[Records]
* * * *
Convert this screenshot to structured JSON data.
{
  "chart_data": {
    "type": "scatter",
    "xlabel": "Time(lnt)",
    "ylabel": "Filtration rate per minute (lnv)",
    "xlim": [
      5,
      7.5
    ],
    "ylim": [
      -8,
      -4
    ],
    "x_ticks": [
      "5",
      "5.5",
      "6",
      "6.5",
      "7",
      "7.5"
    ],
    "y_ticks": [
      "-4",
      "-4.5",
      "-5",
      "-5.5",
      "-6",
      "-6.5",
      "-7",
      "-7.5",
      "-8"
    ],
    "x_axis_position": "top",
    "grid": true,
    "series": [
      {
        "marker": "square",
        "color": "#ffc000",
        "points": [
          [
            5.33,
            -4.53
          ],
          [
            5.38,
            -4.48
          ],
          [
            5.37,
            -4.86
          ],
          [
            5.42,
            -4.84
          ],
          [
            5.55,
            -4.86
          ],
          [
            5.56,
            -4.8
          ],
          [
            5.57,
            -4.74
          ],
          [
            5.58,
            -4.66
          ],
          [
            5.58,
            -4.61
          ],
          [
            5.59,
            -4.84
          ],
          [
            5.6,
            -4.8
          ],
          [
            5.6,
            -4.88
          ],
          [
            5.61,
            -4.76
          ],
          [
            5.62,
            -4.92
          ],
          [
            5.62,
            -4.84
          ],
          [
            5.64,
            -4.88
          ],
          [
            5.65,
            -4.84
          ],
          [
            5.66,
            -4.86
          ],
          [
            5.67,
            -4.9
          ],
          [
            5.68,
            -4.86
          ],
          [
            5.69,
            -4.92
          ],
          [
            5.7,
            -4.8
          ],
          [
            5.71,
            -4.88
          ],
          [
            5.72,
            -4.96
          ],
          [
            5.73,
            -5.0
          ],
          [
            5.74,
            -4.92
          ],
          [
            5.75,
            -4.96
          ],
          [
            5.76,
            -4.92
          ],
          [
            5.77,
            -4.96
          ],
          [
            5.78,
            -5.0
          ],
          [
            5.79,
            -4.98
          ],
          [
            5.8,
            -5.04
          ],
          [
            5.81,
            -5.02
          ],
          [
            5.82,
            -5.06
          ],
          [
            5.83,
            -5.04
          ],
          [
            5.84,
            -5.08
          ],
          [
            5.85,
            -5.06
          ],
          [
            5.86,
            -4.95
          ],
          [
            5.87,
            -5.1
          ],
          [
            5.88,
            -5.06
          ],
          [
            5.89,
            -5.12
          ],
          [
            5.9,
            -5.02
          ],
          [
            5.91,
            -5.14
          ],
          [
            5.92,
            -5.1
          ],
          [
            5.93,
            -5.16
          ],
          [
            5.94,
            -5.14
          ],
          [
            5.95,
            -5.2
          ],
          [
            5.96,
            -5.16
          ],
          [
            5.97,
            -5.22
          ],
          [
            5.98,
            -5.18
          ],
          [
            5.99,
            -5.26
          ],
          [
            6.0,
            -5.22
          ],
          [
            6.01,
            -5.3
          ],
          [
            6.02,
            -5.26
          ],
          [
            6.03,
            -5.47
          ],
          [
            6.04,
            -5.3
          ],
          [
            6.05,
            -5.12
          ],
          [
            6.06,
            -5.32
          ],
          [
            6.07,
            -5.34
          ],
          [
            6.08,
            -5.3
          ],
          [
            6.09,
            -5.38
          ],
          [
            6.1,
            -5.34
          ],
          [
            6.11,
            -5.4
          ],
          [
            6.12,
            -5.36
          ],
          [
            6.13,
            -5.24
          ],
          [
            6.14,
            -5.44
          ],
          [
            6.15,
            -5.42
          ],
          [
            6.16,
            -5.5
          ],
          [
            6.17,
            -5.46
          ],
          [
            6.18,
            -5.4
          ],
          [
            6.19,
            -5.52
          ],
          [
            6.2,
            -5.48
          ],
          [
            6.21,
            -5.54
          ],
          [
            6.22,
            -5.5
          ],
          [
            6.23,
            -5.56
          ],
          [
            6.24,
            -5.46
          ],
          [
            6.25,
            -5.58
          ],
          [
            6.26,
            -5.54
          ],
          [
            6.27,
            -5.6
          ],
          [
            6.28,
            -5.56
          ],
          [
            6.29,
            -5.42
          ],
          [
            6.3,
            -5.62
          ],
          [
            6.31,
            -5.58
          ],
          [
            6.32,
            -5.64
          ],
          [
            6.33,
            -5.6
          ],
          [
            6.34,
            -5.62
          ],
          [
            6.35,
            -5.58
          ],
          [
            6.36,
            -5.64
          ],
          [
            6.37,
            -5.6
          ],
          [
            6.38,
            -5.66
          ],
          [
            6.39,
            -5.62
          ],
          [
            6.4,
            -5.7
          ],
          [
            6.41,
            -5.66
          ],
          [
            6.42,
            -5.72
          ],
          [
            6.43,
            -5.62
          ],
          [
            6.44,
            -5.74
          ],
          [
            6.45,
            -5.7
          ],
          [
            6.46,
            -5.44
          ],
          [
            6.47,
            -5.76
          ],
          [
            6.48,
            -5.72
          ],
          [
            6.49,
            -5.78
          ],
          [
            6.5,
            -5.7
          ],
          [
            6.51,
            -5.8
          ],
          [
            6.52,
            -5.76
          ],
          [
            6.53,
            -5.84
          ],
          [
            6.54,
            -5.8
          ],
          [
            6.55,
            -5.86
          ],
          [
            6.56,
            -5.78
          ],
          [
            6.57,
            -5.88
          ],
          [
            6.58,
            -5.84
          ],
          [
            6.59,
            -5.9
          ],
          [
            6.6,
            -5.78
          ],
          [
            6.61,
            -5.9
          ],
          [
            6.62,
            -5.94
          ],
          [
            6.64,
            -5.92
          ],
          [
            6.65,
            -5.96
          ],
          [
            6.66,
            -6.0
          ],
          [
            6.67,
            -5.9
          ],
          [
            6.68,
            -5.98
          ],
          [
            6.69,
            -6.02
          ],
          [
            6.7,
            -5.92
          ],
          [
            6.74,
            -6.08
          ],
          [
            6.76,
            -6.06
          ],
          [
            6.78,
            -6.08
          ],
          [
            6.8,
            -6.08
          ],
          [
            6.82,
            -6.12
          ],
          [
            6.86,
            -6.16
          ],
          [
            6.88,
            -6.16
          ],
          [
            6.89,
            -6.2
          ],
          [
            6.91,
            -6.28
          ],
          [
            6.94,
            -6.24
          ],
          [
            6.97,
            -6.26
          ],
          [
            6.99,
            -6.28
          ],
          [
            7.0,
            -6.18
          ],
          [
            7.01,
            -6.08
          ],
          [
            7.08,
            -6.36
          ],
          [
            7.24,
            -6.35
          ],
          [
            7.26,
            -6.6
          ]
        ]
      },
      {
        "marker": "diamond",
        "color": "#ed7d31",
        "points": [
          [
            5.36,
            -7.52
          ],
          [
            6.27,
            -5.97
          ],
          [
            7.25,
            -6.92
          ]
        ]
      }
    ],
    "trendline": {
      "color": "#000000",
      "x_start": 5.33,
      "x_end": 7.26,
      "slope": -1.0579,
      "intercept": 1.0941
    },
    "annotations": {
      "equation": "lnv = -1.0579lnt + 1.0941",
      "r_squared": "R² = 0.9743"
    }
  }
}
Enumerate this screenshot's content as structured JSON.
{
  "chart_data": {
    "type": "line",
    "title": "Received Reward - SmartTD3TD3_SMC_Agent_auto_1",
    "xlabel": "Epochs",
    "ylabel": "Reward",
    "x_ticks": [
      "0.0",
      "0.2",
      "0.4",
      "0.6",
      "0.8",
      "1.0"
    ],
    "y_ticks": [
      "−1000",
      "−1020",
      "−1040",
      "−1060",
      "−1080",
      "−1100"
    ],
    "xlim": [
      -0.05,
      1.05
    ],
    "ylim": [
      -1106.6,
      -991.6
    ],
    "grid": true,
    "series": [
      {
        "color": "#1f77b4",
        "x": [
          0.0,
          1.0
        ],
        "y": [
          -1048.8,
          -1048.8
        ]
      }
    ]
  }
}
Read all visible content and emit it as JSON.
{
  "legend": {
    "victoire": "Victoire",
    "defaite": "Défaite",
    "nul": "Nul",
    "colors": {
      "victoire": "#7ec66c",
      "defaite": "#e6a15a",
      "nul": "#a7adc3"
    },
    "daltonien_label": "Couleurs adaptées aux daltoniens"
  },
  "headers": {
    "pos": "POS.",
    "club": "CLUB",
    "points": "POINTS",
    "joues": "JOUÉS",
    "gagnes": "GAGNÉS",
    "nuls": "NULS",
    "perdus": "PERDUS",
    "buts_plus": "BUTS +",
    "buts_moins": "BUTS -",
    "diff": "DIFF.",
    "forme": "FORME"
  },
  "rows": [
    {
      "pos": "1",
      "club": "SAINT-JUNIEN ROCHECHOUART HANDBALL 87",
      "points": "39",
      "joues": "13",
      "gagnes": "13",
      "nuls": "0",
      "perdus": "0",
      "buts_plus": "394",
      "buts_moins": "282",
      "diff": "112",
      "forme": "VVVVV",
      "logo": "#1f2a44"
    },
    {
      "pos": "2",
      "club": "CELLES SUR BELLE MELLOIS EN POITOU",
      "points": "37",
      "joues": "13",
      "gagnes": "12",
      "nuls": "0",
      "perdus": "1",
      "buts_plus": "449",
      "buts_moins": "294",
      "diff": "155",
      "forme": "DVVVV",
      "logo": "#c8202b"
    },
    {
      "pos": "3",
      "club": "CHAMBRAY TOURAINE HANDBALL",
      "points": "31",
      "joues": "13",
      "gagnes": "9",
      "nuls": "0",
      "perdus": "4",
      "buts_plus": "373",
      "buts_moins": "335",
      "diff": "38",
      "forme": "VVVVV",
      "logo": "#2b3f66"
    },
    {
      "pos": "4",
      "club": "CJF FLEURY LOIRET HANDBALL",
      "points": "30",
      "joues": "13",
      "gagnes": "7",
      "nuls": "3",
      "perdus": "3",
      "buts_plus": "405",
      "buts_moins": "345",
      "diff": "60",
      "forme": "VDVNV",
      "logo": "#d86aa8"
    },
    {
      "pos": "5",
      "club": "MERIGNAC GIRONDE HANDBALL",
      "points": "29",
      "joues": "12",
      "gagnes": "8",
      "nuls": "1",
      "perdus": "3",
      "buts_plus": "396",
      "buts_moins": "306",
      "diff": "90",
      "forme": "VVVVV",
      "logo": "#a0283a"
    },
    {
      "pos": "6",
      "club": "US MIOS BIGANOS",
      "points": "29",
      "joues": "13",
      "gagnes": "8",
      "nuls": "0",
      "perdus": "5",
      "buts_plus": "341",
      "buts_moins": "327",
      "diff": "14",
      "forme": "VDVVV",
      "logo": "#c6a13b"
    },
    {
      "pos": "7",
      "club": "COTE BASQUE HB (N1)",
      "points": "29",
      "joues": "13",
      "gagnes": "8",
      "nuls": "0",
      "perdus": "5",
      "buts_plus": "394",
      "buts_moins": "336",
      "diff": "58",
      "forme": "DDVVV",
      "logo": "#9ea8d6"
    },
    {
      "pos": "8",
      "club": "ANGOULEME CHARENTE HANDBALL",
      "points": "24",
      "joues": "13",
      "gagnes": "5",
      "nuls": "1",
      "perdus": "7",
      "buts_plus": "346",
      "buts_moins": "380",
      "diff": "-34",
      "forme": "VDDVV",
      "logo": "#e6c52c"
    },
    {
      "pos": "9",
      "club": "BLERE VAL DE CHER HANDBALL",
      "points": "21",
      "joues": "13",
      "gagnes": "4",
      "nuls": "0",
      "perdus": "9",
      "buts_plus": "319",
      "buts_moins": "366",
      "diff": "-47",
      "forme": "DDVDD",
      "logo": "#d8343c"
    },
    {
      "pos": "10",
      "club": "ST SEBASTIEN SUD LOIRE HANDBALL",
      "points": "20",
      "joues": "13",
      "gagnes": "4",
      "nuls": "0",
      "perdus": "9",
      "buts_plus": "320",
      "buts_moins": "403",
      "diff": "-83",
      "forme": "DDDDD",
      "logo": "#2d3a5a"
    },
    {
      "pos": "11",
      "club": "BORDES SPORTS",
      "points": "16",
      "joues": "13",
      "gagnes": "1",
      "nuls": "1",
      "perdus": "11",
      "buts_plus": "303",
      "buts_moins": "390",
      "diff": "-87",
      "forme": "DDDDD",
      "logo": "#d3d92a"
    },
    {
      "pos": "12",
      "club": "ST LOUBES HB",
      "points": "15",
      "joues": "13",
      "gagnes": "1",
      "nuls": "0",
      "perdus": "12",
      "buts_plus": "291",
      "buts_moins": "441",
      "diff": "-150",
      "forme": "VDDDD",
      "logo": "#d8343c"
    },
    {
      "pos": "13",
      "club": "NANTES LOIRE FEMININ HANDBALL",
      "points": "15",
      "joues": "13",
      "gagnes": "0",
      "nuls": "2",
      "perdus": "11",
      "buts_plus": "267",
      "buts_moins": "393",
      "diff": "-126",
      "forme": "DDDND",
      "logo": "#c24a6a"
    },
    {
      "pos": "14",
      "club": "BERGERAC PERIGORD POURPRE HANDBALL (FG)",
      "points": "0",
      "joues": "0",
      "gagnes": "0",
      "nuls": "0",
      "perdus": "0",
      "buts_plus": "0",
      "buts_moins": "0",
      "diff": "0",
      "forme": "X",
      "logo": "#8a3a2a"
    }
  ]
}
* * * *
GIVEN INSTRUCTION
Locate the word "screenshot" in the entries, and copy every line where it is found.

OUTPUT FOR THIS EXERCISE
Convert this screenshot to structured JSON data.
Enumerate this screenshot's content as structured JSON.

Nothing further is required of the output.